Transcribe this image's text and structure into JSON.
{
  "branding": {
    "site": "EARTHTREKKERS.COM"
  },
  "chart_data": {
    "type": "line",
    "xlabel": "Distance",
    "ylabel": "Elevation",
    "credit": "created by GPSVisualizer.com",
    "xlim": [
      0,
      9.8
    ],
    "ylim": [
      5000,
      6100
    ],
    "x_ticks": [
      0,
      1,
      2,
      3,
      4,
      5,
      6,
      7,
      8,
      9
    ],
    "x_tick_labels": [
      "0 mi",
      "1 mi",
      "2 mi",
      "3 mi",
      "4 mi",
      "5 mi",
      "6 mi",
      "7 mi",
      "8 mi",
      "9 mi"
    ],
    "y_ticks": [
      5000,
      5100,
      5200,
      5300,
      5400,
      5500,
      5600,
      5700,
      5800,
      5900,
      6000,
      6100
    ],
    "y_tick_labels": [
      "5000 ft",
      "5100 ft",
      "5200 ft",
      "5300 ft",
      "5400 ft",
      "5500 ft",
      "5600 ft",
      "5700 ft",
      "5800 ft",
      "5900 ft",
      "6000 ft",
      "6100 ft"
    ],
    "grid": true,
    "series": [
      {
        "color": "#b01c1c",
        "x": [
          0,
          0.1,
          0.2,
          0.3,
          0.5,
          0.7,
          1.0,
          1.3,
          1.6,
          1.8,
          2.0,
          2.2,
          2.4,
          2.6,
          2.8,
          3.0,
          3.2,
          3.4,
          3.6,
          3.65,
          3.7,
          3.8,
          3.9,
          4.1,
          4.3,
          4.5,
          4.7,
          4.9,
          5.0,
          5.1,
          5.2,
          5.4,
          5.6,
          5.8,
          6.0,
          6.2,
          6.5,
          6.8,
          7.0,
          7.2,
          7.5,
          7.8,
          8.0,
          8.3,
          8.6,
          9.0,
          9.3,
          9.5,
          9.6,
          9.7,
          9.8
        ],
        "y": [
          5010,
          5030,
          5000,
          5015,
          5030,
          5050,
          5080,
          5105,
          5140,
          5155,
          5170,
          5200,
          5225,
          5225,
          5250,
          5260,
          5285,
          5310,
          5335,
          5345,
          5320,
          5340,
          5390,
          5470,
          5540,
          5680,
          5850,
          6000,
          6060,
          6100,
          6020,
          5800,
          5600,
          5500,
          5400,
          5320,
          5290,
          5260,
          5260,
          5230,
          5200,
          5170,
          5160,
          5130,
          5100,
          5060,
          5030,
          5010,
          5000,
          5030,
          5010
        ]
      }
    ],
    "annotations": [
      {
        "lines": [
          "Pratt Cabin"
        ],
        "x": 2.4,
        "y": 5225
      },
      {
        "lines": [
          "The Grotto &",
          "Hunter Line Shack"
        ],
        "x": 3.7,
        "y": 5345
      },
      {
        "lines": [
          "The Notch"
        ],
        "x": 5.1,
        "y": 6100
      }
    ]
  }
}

##############################

- [EXERCISE OBJECTIVE] Copy out the full set of records precisely, leaving nothing out.

- [IN RESPONSE]
Transcribe this image's text and structure into JSON.
{
  "branding": {
    "site": "EARTHTREKKERS.COM"
  },
  "chart_data": {
    "type": "line",
    "xlabel": "Distance",
    "ylabel": "Elevation",
    "credit": "created by GPSVisualizer.com",
    "xlim": [
      0,
      9.8
    ],
    "ylim": [
      5000,
      6100
    ],
    "x_ticks": [
      0,
      1,
      2,
      3,
      4,
      5,
      6,
      7,
      8,
      9
    ],
    "x_tick_labels": [
      "0 mi",
      "1 mi",
      "2 mi",
      "3 mi",
      "4 mi",
      "5 mi",
      "6 mi",
      "7 mi",
      "8 mi",
      "9 mi"
    ],
    "y_ticks": [
      5000,
      5100,
      5200,
      5300,
      5400,
      5500,
      5600,
      5700,
      5800,
      5900,
      6000,
      6100
    ],
    "y_tick_labels": [
      "5000 ft",
      "5100 ft",
      "5200 ft",
      "5300 ft",
      "5400 ft",
      "5500 ft",
      "5600 ft",
      "5700 ft",
      "5800 ft",
      "5900 ft",
      "6000 ft",
      "6100 ft"
    ],
    "grid": true,
    "series": [
      {
        "color": "#b01c1c",
        "x": [
          0,
          0.1,
          0.2,
          0.3,
          0.5,
          0.7,
          1.0,
          1.3,
          1.6,
          1.8,
          2.0,
          2.2,
          2.4,
          2.6,
          2.8,
          3.0,
          3.2,
          3.4,
          3.6,
          3.65,
          3.7,
          3.8,
          3.9,
          4.1,
          4.3,
          4.5,
          4.7,
          4.9,
          5.0,
          5.1,
          5.2,
          5.4,
          5.6,
          5.8,
          6.0,
          6.2,
          6.5,
          6.8,
          7.0,
          7.2,
          7.5,
          7.8,
          8.0,
          8.3,
          8.6,
          9.0,
          9.3,
          9.5,
          9.6,
          9.7,
          9.8
        ],
        "y": [
          5010,
          5030,
          5000,
          5015,
          5030,
          5050,
          5080,
          5105,
          5140,
          5155,
          5170,
          5200,
          5225,
          5225,
          5250,
          5260,
          5285,
          5310,
          5335,
          5345,
          5320,
          5340,
          5390,
          5470,
          5540,
          5680,
          5850,
          6000,
          6060,
          6100,
          6020,
          5800,
          5600,
          5500,
          5400,
          5320,
          5290,
          5260,
          5260,
          5230,
          5200,
          5170,
          5160,
          5130,
          5100,
          5060,
          5030,
          5010,
          5000,
          5030,
          5010
        ]
      }
    ],
    "annotations": [
      {
        "lines": [
          "Pratt Cabin"
        ],
        "x": 2.4,
        "y": 5225
      },
      {
        "lines": [
          "The Grotto &",
          "Hunter Line Shack"
        ],
        "x": 3.7,
        "y": 5345
      },
      {
        "lines": [
          "The Notch"
        ],
        "x": 5.1,
        "y": 6100
      }
    ]
  }
}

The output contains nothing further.